Ultraviolet radiation cooperates with individual oncogenes to drive melanomagenesis through distinct molecular mechanisms

VIROS A, PEDERSEN M, FURNEY SJ, GIROTTI MR, SATURNO G, GALVANI G, SANCHEZ-LAORDEN B, HOGAN K, NG C, REIS-FILHO J, LORIGAN P, COOK M, MARAIS R.

NEW ORLEANS

Conferencia; AACR Annual Meeting 2016; 2016

In this study we show excessive sun exposure and NRAS-driven melanoma can co-occur by juxtaposing the epidemiological, clinical and genetic characteristics of a G12DNRAS-driven human melanoma case subject to extreme UVR exposure. To model the interaction of UVR with specific oncogenes and mimic human disease, we used mouse melanoma models driven by V600EBRAF or G12DNRAS. We previously reported that UVR cooperates with V600EBRAF by targeting the tumour suppressor TP53. In this study we confirm that UVR cooperates with G12DNRAS to drive melanoma and, as observed in humans, murine UVR-G12DNRAS melanoma occurs in older animals that accumulate higher lifetime exposure to UVR. Furthermore, we find murine UVR-G12DNRAS melanomas are histologically and genetically heterogeneous, and distinct to UVR-V600EBRAF murine and human melanomas. UVR-G12DNRAS melanomas present more UVR-induced mutations, a longer latency to tumour development and secondary driver mutations distinct from UVR-V600EBRAF melanoma. We investigated whether UVR cooperates equally with other RAS isoforms, and exposed G12DKRAS animals to UVR. These animals presented a different latency to melanoma development and specific cooperating secondary targets distinct from UVR-V600EBRAF and UVR- G12DNRAS. This implies that different RAS isoforms activate oncogenic pathways differently. Critically, UVR-V600EBRAF, UVR-G12DNRAS, UVR-G12DKRAS tumors present similar mutation rates when UVR exposure is held constant, which suggests that the differences in tumour latency might be explained if melanomas driven by different oncogenes require varying numbers of subsequent co-operators.Finally, we present preclinical evidence showing how targeting the UVR-induced mutations found in the ?long tail? of UVR-related mutations in NRAS melanoma can provide therapeutic options for NRAS mutant melanoma patients.The insight gained begins to provide a molecular explanation for distinct associations between UVR and individual oncogenes in melanomagenesis, and we show how UVR-induced damage can be exploited to stratify patients for personalised therapy approaches.

● Instructions:
A – From the melanoma abstract, list each mutant oncogene that it says was combined with UVR exposure in mouse models.
B – Reproduce the melanoma abstract between "Ultraviolet radiation cooperates" and "M, MARAIS R.", inclusive, swapping "melanomagenesis" out for "melanoma development" wherever it appears.

● Data provided:
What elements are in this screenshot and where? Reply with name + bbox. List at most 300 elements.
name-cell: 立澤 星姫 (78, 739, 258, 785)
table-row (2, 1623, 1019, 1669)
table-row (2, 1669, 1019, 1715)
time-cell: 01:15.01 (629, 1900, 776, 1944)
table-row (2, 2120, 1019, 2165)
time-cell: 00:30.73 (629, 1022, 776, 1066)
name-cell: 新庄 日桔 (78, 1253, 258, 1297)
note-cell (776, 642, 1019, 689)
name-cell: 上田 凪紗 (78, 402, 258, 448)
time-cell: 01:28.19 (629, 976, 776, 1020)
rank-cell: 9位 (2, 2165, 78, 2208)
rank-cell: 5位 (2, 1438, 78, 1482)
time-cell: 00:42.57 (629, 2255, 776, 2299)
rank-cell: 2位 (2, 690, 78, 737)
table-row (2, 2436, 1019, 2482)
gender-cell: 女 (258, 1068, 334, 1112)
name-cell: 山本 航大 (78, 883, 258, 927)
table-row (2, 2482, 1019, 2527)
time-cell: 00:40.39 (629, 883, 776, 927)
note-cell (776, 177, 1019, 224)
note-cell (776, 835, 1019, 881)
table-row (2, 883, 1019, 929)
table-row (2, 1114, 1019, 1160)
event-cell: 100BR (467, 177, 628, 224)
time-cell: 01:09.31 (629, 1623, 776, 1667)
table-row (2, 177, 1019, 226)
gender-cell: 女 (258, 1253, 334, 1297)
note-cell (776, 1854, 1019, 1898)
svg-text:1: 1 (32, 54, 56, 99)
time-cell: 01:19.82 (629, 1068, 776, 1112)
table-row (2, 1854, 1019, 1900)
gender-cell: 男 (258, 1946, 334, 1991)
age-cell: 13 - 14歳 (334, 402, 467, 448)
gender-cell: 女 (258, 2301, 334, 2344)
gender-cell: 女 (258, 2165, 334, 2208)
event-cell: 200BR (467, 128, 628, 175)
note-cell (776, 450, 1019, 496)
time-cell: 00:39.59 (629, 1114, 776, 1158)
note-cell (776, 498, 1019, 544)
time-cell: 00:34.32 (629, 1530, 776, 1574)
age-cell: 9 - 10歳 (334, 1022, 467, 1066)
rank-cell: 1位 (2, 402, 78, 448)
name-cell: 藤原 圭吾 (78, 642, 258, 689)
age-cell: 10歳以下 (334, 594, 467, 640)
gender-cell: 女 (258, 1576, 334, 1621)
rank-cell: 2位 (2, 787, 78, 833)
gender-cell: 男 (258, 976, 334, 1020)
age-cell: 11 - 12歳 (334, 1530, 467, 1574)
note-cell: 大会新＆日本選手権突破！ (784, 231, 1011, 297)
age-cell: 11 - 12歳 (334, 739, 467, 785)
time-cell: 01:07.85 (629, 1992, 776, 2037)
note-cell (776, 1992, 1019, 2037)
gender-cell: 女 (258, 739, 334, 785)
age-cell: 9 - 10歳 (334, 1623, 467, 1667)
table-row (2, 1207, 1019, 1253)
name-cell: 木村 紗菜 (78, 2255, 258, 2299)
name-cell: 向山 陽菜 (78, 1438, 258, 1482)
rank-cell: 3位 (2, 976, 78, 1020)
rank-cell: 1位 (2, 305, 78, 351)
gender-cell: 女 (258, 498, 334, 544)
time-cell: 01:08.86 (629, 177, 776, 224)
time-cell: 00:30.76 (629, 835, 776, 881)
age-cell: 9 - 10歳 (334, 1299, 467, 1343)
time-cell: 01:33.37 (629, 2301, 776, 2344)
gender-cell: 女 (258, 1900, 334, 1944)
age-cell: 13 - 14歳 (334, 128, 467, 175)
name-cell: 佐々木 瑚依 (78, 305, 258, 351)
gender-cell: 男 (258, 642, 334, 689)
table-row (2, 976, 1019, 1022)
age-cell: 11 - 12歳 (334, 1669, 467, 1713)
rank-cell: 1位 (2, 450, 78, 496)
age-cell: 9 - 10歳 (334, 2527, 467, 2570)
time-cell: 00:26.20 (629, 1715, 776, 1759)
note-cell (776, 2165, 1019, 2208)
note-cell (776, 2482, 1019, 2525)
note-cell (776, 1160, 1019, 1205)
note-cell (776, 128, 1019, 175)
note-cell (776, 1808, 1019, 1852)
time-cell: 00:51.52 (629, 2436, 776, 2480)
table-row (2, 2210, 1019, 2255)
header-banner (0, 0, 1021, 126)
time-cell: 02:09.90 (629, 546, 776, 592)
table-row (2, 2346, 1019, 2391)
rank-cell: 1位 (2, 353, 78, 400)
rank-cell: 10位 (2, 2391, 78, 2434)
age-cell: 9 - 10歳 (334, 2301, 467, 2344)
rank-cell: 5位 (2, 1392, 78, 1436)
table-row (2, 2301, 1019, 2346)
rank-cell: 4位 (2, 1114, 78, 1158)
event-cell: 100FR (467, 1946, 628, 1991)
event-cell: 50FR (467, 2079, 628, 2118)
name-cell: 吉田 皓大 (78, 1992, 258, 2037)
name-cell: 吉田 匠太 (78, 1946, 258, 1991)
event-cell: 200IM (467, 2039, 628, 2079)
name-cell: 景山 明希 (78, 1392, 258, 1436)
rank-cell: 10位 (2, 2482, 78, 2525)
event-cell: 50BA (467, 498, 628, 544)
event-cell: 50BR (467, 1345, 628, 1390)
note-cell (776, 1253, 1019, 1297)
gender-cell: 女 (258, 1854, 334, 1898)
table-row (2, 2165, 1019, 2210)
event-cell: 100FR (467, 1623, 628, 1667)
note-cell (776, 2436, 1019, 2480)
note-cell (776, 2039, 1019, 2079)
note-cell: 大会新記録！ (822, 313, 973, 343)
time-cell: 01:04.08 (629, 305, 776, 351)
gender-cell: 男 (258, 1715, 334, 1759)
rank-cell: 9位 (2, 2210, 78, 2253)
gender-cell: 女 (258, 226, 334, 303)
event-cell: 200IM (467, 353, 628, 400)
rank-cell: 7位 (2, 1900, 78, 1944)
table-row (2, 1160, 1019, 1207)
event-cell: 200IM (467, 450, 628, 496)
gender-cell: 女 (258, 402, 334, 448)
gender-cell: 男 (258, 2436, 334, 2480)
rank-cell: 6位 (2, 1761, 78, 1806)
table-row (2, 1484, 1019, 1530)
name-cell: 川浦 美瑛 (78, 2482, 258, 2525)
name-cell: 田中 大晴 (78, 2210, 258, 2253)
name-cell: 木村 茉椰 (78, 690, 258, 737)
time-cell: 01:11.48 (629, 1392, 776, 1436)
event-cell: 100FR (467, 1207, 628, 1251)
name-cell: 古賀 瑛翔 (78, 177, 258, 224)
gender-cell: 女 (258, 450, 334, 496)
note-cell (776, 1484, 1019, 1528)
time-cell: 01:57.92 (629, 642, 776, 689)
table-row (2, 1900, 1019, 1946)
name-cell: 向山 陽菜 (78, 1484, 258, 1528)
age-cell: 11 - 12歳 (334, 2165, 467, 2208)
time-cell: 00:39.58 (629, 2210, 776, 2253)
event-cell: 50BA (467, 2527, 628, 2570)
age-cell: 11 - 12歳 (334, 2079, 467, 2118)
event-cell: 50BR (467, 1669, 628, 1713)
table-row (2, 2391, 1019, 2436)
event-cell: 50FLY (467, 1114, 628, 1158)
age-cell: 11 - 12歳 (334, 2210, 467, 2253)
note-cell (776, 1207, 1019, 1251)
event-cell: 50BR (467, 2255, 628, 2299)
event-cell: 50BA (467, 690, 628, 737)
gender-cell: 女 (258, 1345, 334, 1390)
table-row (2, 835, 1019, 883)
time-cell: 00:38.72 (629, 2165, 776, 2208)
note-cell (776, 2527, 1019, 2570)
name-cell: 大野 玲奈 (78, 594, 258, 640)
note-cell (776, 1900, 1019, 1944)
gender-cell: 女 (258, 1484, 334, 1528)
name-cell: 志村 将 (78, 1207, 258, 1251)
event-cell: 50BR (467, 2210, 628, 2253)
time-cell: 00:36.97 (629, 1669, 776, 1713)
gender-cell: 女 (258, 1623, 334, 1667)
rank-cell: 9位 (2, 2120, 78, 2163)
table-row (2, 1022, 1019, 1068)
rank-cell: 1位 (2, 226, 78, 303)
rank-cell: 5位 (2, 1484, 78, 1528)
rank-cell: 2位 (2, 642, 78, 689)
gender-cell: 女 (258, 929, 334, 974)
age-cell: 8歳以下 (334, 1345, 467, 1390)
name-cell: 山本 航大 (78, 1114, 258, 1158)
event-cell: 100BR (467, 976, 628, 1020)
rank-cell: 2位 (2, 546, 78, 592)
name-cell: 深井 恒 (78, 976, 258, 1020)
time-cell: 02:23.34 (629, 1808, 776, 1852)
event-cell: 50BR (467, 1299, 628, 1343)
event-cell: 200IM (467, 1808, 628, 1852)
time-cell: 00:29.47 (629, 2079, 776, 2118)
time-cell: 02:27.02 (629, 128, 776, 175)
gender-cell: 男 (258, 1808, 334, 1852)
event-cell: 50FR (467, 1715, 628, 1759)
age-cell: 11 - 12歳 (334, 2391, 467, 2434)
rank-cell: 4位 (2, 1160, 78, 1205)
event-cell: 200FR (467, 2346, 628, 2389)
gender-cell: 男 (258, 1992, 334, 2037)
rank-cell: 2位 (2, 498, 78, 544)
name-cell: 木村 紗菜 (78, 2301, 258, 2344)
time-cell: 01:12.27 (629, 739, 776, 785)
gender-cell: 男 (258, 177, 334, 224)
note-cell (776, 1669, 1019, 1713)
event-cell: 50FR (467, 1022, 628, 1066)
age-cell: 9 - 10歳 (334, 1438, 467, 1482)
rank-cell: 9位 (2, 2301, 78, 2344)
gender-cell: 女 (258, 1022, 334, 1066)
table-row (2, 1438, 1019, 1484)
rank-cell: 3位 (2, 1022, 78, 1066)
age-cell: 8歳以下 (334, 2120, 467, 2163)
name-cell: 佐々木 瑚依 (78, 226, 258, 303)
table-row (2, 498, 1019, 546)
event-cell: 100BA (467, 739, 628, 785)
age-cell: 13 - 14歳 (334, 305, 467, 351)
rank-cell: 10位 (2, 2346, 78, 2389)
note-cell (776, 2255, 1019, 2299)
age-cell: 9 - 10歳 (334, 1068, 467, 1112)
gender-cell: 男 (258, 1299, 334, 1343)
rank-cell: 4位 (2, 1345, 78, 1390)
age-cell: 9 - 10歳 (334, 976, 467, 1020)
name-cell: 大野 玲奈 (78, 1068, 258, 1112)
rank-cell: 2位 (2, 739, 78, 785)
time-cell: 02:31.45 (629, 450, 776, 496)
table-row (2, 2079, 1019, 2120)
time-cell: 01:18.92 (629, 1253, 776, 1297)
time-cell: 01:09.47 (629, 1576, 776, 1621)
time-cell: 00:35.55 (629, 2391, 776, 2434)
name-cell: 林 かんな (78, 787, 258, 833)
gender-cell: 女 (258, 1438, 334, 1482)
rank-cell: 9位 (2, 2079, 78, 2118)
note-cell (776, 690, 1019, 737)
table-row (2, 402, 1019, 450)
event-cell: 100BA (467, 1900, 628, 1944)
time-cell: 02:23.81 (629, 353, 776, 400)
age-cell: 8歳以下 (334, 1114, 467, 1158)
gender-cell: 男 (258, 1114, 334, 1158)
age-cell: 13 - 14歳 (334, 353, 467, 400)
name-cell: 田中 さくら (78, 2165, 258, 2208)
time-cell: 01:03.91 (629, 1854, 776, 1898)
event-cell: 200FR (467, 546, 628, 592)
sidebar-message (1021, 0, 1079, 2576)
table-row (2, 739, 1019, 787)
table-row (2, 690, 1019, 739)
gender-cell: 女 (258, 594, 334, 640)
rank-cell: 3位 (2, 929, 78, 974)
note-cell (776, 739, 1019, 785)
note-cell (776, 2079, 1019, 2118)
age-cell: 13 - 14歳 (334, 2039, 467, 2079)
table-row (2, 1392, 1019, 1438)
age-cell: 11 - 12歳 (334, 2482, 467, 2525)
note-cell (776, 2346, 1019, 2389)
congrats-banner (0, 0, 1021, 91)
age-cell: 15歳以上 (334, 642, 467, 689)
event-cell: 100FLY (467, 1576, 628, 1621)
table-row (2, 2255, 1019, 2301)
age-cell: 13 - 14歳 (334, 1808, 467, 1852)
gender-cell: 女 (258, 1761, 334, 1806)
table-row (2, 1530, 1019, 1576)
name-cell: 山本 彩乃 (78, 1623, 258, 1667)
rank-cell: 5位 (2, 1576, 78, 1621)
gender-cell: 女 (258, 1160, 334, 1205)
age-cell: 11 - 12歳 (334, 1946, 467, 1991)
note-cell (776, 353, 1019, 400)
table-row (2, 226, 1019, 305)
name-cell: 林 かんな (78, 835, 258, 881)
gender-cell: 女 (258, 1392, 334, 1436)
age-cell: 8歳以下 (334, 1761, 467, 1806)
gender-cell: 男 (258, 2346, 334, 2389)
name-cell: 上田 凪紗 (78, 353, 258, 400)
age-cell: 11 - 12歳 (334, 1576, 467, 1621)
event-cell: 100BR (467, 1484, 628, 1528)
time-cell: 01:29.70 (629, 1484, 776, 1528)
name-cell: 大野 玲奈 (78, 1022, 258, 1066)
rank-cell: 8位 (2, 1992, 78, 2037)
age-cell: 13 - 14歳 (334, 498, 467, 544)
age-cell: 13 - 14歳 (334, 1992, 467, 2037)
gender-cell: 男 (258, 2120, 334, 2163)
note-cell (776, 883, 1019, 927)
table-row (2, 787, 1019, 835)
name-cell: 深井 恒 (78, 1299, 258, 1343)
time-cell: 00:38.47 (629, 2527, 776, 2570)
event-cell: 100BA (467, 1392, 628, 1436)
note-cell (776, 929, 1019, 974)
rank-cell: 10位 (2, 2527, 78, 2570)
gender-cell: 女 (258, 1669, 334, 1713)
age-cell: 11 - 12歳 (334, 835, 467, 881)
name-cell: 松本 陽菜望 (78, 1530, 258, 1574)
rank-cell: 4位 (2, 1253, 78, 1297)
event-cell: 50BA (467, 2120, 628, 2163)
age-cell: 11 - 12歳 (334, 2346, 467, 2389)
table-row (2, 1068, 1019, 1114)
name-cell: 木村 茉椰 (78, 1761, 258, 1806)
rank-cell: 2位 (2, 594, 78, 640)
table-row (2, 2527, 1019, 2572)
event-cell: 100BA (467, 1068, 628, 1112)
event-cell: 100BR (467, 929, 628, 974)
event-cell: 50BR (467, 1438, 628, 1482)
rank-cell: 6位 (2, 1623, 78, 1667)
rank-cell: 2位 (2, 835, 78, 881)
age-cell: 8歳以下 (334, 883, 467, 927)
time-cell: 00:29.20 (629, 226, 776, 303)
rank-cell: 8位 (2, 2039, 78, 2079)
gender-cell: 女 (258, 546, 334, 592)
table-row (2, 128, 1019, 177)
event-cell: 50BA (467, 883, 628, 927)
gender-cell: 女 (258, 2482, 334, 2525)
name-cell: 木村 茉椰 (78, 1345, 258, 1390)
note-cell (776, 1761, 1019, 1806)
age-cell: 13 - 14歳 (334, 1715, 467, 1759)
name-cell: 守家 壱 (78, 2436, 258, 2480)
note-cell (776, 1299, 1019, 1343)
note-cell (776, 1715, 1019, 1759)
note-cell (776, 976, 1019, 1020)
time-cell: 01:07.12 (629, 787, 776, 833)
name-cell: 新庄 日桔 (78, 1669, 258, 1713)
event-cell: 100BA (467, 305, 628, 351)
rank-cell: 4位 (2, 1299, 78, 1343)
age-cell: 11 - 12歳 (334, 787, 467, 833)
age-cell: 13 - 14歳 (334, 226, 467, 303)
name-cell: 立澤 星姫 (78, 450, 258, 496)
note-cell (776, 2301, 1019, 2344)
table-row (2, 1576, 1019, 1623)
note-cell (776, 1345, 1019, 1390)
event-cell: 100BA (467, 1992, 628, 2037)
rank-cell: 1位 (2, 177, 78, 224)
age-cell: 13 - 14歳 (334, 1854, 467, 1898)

● Task-by-task solutions:
A –
- V600EBRAF
- G12DNRAS
- G12DKRAS

B –
Ultraviolet radiation cooperates with individual oncogenes to drive melanoma development through distinct molecular mechanisms

VIROS A, PEDERSEN M, FURNEY SJ, GIROTTI MR, SATURNO G, GALVANI G, SANCHEZ-LAORDEN B, HOGAN K, NG C, REIS-FILHO J, LORIGAN P, COOK M, MARAIS R.